## To be done
Copy all lines holding the word "endereço" from the entries.

## Data shown
#####
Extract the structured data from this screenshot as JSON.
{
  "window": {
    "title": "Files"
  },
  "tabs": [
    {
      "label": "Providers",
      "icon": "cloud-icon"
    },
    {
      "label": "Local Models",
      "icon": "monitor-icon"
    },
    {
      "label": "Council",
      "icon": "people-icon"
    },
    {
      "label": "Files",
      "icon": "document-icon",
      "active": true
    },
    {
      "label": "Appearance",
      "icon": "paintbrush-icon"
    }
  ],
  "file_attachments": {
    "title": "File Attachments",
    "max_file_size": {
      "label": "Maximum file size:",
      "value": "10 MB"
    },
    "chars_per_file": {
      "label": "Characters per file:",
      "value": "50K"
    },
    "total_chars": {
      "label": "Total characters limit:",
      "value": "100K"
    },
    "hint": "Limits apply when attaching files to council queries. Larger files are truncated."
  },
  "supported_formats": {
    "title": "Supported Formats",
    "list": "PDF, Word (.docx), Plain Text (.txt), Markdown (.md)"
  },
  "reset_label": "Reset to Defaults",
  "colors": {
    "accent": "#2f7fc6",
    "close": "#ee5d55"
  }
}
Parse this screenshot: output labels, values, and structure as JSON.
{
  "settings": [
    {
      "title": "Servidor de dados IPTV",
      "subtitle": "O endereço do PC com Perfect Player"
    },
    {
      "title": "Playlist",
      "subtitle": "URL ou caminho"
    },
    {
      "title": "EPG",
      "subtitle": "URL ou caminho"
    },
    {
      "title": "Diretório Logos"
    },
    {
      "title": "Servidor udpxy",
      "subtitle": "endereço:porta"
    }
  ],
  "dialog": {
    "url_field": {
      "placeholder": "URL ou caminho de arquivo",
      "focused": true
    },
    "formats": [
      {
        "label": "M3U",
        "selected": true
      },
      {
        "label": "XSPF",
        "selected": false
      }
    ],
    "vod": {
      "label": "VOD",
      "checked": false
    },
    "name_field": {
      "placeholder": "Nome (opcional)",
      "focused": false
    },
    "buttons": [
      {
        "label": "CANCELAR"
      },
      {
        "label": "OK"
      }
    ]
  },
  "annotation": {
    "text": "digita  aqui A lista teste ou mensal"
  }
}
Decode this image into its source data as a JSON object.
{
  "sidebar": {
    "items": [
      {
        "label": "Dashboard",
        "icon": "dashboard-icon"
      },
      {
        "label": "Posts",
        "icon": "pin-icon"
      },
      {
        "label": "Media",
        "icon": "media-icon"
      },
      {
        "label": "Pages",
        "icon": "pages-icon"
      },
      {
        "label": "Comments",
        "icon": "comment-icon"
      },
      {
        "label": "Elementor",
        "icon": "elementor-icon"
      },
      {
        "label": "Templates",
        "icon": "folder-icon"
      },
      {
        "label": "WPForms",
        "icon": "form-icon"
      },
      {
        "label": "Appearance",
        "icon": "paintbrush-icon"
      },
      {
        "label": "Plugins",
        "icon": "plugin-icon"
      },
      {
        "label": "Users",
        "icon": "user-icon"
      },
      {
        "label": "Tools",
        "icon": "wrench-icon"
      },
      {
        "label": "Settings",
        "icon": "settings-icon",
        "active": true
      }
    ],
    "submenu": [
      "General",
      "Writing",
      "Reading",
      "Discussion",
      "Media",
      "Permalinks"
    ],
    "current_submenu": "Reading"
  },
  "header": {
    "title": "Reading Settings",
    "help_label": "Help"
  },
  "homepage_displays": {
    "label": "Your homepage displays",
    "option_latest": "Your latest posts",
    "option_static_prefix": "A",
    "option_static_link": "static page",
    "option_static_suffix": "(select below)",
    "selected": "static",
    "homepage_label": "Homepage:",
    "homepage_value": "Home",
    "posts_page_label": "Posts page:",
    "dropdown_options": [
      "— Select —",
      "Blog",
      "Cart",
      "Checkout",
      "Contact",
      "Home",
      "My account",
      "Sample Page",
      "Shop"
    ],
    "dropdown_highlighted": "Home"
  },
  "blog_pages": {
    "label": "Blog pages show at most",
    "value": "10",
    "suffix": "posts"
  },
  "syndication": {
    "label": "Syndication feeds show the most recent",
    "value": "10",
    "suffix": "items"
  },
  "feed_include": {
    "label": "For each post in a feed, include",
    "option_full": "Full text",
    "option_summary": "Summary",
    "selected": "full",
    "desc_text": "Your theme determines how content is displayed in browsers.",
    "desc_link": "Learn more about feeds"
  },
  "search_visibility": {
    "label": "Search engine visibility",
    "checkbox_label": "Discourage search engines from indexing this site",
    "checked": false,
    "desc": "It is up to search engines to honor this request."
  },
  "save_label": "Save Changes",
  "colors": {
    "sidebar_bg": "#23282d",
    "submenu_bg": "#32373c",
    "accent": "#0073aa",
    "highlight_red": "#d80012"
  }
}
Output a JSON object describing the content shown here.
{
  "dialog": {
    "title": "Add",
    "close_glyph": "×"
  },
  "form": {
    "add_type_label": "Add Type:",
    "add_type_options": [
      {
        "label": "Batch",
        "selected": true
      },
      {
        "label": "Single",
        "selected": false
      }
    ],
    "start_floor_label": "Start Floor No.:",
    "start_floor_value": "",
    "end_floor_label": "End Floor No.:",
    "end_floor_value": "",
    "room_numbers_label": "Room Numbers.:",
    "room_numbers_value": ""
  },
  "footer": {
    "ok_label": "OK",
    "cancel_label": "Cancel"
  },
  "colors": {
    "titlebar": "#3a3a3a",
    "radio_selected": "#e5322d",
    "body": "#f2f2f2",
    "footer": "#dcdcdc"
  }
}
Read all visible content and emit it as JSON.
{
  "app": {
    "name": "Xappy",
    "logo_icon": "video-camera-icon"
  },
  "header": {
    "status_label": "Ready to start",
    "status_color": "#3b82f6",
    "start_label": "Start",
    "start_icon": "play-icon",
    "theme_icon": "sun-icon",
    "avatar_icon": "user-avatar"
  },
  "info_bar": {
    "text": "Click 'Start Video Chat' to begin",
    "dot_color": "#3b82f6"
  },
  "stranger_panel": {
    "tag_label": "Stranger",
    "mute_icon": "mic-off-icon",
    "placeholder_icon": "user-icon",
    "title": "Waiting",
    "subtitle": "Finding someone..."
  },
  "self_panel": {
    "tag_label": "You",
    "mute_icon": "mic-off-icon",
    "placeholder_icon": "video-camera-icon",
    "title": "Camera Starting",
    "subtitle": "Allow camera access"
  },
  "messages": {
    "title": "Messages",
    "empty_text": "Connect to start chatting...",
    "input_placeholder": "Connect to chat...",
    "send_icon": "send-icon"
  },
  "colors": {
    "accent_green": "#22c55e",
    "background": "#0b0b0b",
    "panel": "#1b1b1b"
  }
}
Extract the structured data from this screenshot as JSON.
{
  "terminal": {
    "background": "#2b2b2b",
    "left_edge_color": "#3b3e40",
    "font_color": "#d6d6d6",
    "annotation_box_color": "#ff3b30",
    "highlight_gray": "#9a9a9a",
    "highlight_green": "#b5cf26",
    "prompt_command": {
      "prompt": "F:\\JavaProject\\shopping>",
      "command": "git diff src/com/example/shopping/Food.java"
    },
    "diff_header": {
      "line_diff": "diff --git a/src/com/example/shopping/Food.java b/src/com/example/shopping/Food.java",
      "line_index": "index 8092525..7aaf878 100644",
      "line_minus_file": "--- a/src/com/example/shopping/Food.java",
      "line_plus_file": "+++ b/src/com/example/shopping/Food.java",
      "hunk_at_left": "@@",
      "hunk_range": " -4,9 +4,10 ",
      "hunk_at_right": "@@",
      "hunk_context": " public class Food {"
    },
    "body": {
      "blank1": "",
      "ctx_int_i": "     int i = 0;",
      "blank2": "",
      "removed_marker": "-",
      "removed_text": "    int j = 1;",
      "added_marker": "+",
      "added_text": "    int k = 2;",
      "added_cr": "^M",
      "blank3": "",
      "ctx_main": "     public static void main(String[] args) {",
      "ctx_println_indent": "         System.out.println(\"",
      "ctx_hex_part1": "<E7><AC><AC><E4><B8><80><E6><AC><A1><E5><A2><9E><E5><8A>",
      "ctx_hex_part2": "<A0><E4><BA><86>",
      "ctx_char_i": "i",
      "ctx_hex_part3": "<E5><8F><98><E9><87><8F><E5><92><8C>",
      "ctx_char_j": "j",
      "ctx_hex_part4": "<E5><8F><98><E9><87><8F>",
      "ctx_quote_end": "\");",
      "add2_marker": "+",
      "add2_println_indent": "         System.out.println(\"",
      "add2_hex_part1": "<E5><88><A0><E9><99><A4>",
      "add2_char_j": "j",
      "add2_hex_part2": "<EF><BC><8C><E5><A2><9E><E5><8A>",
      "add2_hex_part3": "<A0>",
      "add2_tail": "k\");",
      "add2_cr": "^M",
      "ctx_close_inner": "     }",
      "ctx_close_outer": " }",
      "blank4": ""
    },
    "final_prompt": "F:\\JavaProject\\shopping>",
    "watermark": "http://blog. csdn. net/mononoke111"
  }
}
#####
## Complete output
      "subtitle": "O endereço do PC com Perfect Player"
      "subtitle": "endereço:porta"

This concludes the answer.